Written instruction: Copy the data precisely, keeping every character.

Material provided:
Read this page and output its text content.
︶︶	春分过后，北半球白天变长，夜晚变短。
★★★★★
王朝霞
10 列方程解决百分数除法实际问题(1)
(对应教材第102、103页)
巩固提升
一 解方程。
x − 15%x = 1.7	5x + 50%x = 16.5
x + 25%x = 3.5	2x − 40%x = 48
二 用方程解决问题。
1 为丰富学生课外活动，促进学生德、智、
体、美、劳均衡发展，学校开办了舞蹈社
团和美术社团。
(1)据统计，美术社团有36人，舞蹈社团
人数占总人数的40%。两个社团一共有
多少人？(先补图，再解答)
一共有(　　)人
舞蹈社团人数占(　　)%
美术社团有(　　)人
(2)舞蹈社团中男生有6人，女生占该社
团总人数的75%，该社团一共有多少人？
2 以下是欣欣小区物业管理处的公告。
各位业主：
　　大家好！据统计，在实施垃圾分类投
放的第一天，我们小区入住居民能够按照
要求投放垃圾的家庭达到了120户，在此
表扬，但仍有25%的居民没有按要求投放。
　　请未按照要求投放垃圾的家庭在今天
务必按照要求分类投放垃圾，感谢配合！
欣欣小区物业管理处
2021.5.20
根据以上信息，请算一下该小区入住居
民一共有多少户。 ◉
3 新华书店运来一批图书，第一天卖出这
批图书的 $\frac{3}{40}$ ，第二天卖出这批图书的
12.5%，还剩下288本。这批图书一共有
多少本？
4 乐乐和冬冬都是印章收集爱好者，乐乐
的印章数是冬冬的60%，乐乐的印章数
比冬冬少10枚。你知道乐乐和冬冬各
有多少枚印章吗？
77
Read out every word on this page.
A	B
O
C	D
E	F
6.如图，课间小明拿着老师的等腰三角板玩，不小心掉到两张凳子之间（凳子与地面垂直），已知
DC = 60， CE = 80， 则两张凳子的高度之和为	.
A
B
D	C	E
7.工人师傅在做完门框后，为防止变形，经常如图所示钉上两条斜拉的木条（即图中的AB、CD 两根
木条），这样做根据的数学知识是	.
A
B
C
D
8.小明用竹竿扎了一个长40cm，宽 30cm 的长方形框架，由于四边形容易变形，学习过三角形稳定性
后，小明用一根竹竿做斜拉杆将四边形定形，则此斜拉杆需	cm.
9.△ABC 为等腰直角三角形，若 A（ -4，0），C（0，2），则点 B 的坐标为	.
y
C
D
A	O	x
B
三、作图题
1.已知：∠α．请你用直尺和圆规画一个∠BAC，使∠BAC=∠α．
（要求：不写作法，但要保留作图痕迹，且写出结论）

Worked answer:
Read this page and output its text content.
︶︶	春分过后，北半球白天变长，夜晚变短。
★★★★★
王朝霞
10 列方程解决百分数除法实际问题(1)
(对应教材第102、103页)
巩固提升
一 解方程。
x − 15%x = 1.7	5x + 50%x = 16.5
x + 25%x = 3.5	2x − 40%x = 48
二 用方程解决问题。
1 为丰富学生课外活动，促进学生德、智、
体、美、劳均衡发展，学校开办了舞蹈社
团和美术社团。
(1)据统计，美术社团有36人，舞蹈社团
人数占总人数的40%。两个社团一共有
多少人？(先补图，再解答)
一共有(　　)人
舞蹈社团人数占(　　)%
美术社团有(　　)人
(2)舞蹈社团中男生有6人，女生占该社
团总人数的75%，该社团一共有多少人？
2 以下是欣欣小区物业管理处的公告。
各位业主：
　　大家好！据统计，在实施垃圾分类投
放的第一天，我们小区入住居民能够按照
要求投放垃圾的家庭达到了120户，在此
表扬，但仍有25%的居民没有按要求投放。
　　请未按照要求投放垃圾的家庭在今天
务必按照要求分类投放垃圾，感谢配合！
欣欣小区物业管理处
2021.5.20
根据以上信息，请算一下该小区入住居
民一共有多少户。 ◉
3 新华书店运来一批图书，第一天卖出这
批图书的 $\frac{3}{40}$ ，第二天卖出这批图书的
12.5%，还剩下288本。这批图书一共有
多少本？
4 乐乐和冬冬都是印章收集爱好者，乐乐
的印章数是冬冬的60%，乐乐的印章数
比冬冬少10枚。你知道乐乐和冬冬各
有多少枚印章吗？
77
Read out every word on this page.
A	B
O
C	D
E	F
6.如图，课间小明拿着老师的等腰三角板玩，不小心掉到两张凳子之间（凳子与地面垂直），已知
DC = 60， CE = 80， 则两张凳子的高度之和为	.
A
B
D	C	E
7.工人师傅在做完门框后，为防止变形，经常如图所示钉上两条斜拉的木条（即图中的AB、CD 两根
木条），这样做根据的数学知识是	.
A
B
C
D
8.小明用竹竿扎了一个长40cm，宽 30cm 的长方形框架，由于四边形容易变形，学习过三角形稳定性
后，小明用一根竹竿做斜拉杆将四边形定形，则此斜拉杆需	cm.
9.△ABC 为等腰直角三角形，若 A（ -4，0），C（0，2），则点 B 的坐标为	.
y
C
D
A	O	x
B
三、作图题
1.已知：∠α．请你用直尺和圆规画一个∠BAC，使∠BAC=∠α．
（要求：不写作法，但要保留作图痕迹，且写出结论）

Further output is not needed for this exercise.